What the task asks: Show all lines holding the string "Zamykanie".

Records provided:
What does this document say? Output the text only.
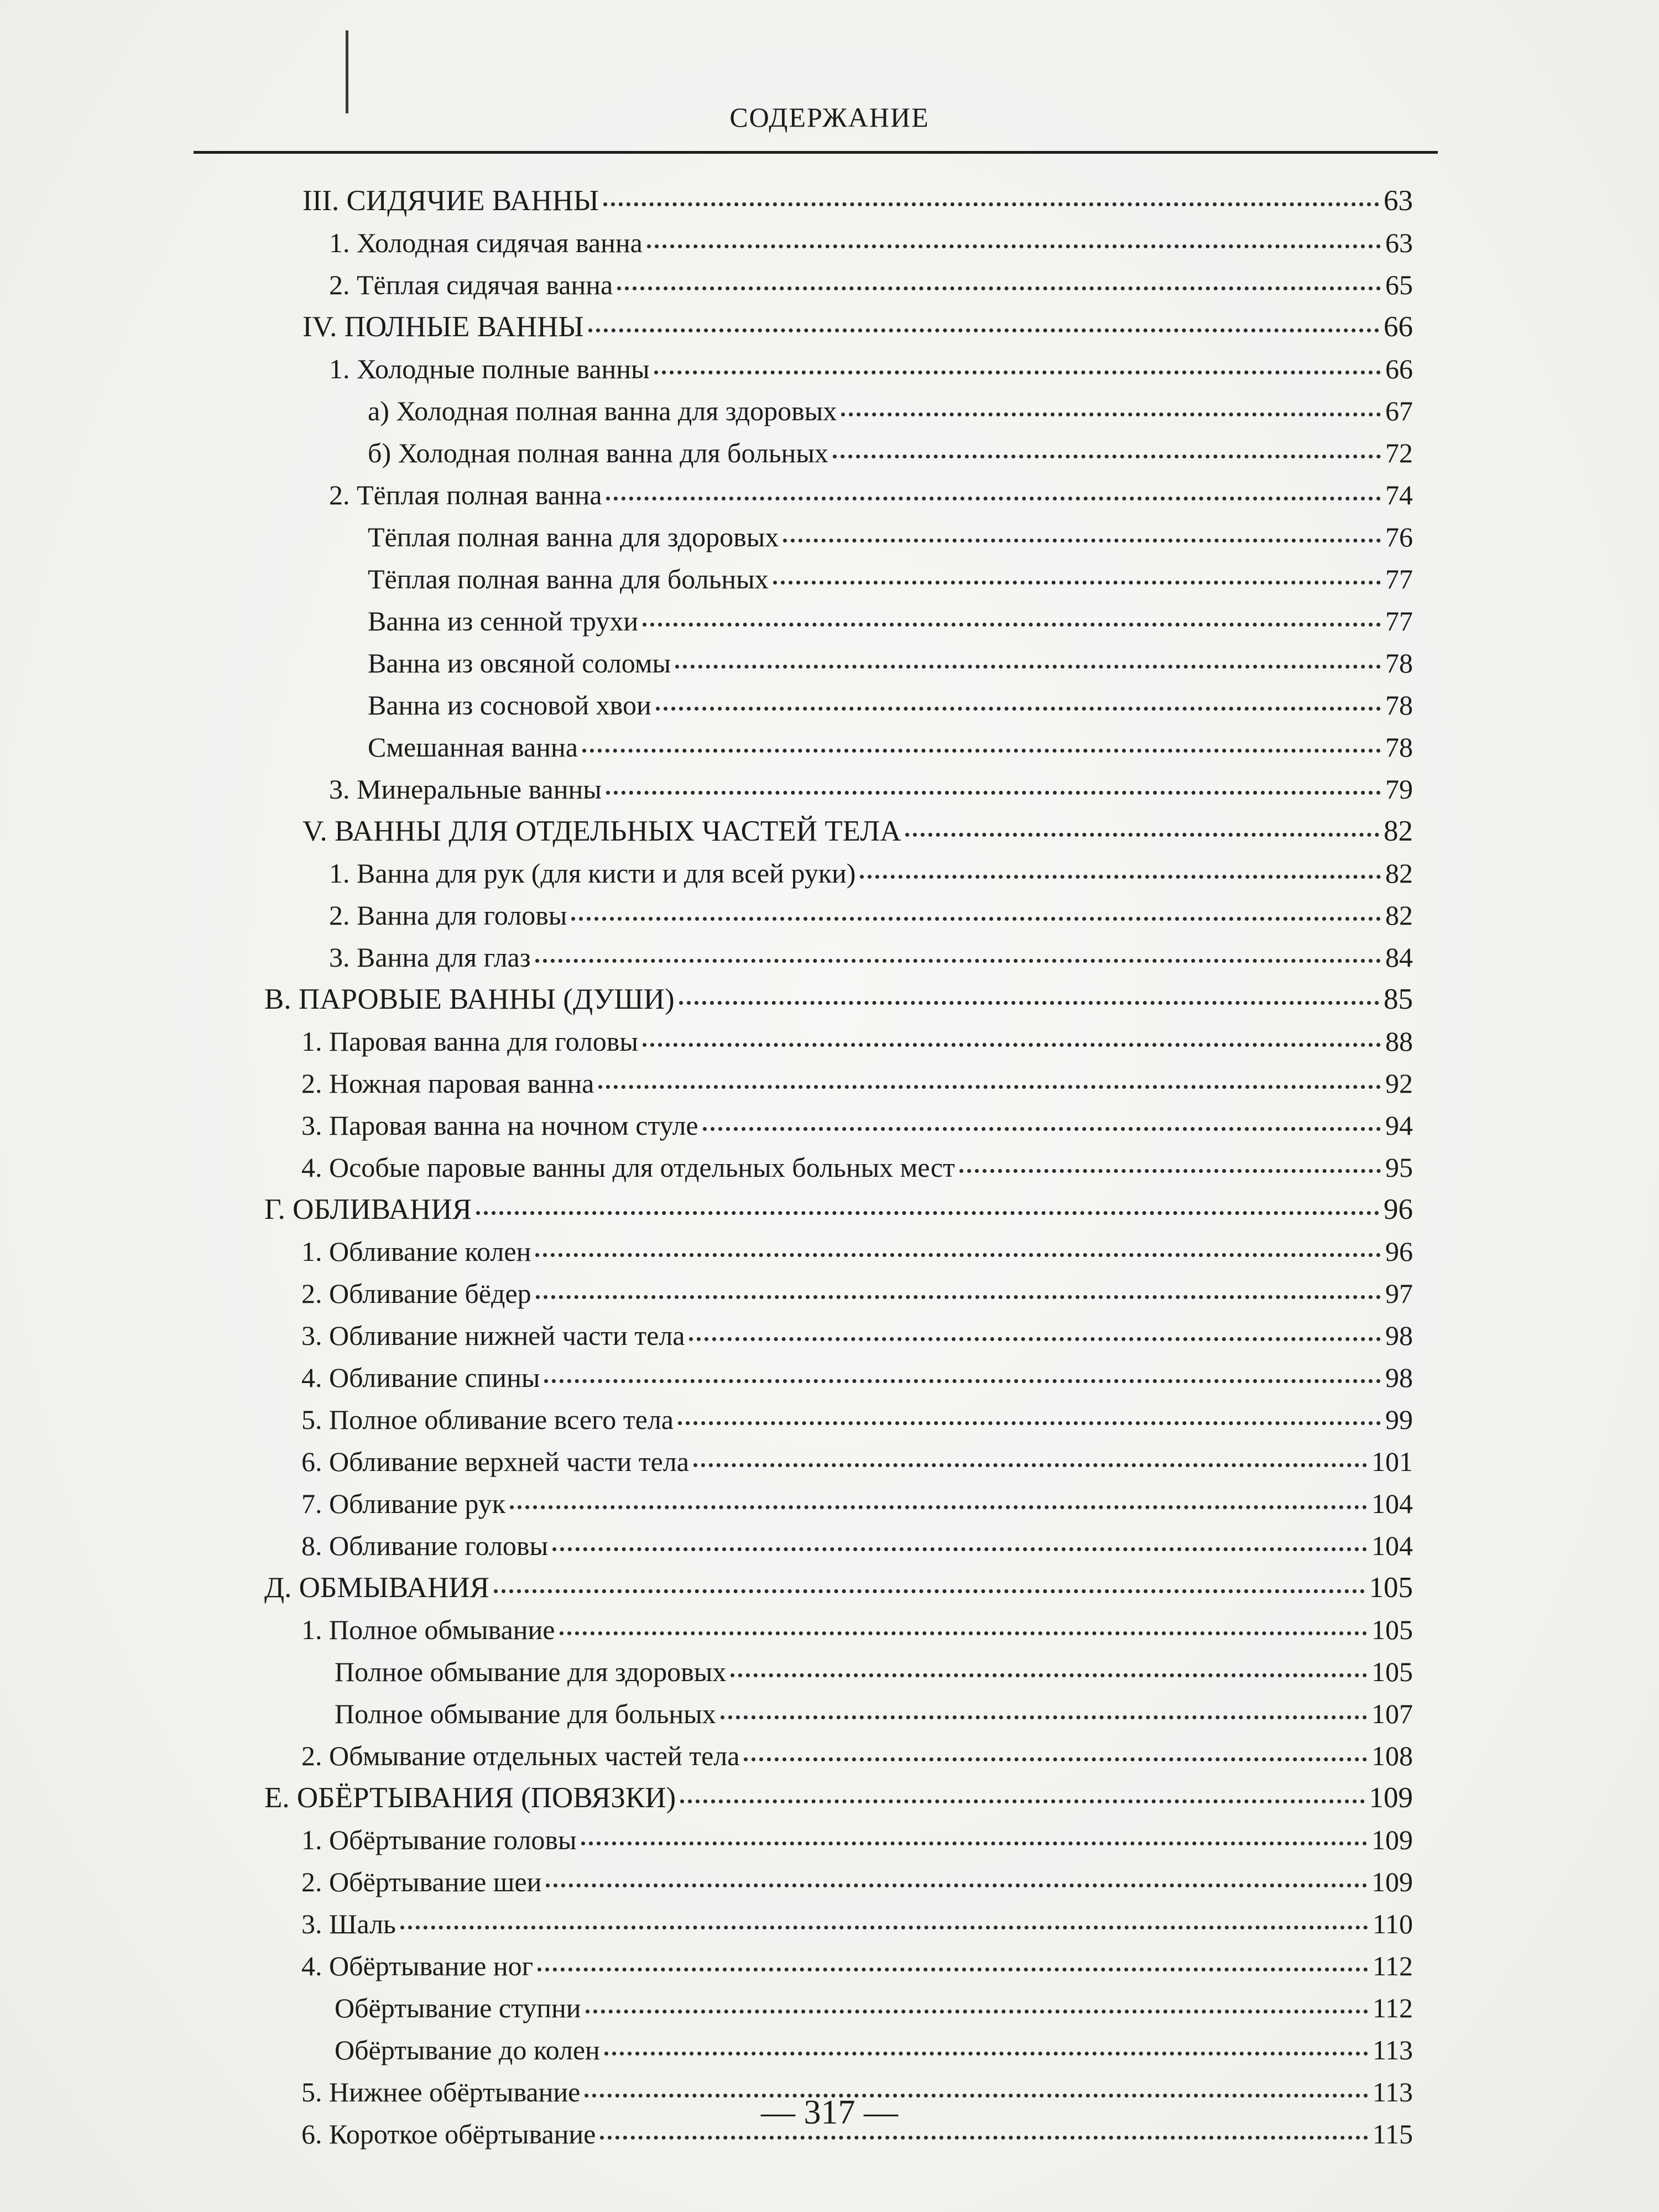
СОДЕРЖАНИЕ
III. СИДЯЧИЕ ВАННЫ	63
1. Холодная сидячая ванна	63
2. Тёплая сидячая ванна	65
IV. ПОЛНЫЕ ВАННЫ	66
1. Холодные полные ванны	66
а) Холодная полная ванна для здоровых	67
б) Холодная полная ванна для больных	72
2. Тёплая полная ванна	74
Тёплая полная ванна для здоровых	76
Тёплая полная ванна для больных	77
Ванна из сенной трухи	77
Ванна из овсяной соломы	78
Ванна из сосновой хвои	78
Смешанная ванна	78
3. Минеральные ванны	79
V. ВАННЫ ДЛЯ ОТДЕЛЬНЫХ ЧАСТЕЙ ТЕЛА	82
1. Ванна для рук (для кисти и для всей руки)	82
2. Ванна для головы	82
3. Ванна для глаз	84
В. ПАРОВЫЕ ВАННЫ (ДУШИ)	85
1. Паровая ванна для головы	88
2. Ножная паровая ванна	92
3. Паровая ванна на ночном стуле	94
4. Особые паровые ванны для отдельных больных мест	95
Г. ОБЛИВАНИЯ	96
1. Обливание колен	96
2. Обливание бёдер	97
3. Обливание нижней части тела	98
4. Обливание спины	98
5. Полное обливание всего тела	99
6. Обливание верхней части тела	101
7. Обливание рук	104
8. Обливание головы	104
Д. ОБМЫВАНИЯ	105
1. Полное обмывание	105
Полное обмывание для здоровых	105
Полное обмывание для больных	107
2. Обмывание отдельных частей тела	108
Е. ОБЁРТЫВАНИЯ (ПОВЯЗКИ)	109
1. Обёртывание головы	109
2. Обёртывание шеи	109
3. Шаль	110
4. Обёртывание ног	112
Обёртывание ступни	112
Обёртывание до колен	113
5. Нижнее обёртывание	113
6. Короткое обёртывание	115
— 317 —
---
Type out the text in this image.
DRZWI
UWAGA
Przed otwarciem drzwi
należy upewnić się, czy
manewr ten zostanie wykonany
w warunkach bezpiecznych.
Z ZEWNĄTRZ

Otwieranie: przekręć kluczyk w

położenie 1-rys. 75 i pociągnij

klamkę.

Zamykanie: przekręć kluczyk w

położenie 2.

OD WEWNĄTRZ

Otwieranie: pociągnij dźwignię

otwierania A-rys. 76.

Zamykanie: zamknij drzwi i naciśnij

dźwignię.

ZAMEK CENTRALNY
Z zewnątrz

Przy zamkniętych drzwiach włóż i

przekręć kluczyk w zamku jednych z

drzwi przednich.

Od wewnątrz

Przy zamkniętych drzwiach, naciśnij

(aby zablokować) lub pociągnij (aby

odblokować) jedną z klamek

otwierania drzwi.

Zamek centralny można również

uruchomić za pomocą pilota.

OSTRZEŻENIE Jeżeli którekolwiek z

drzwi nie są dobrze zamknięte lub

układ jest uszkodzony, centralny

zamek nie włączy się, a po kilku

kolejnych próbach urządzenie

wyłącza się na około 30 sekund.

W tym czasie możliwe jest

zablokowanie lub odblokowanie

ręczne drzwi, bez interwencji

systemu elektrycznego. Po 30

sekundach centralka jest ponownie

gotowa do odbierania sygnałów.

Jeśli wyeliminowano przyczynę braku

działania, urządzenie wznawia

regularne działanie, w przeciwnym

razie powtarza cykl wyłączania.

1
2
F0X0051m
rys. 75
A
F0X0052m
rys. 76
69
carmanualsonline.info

Exercise output:
Zamykanie: przekręć kluczyk w
Zamykanie: zamknij drzwi i naciśnij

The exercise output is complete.